[Rows from a figure dataset]
+ + + + + + +

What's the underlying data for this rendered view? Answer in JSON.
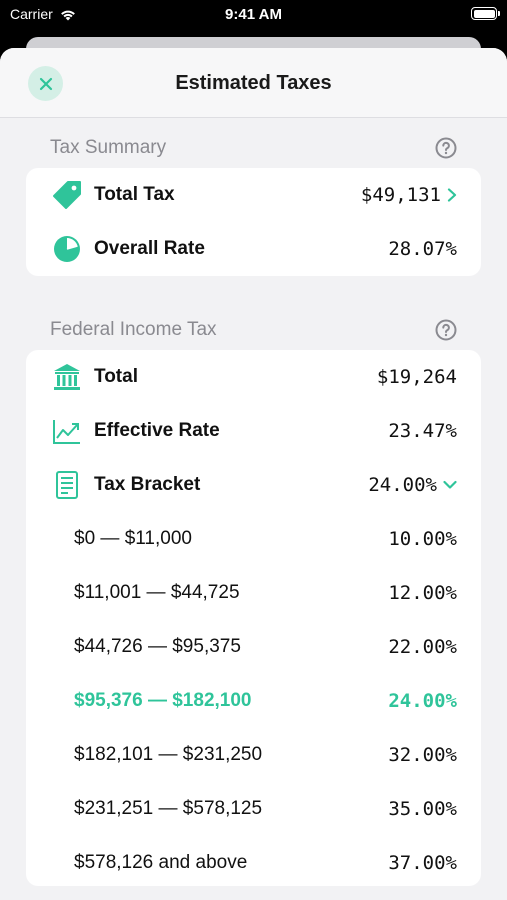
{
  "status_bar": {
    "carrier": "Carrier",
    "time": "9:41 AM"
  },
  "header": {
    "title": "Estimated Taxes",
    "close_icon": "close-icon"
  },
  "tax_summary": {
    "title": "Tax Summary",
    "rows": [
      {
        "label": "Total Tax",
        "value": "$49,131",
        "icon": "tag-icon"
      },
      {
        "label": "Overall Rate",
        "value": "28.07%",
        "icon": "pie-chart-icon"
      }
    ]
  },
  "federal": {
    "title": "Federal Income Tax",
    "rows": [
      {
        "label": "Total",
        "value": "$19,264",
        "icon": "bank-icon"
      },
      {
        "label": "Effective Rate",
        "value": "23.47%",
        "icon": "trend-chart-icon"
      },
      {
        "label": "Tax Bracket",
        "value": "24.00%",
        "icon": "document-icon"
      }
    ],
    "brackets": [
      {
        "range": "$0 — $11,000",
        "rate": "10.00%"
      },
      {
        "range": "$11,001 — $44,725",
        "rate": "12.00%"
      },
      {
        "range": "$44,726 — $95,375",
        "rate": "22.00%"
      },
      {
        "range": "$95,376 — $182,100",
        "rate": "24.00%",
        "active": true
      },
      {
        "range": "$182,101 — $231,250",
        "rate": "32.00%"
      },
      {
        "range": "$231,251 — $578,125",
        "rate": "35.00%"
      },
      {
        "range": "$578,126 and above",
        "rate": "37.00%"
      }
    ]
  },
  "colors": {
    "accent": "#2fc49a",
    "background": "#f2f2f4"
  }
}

+ + + + + + +

### Your instructions
Return only those lines of the records that contain the string "label".

### Output of the task
        "label": "Total Tax",
        "label": "Overall Rate",
        "label": "Total",
        "label": "Effective Rate",
        "label": "Tax Bracket",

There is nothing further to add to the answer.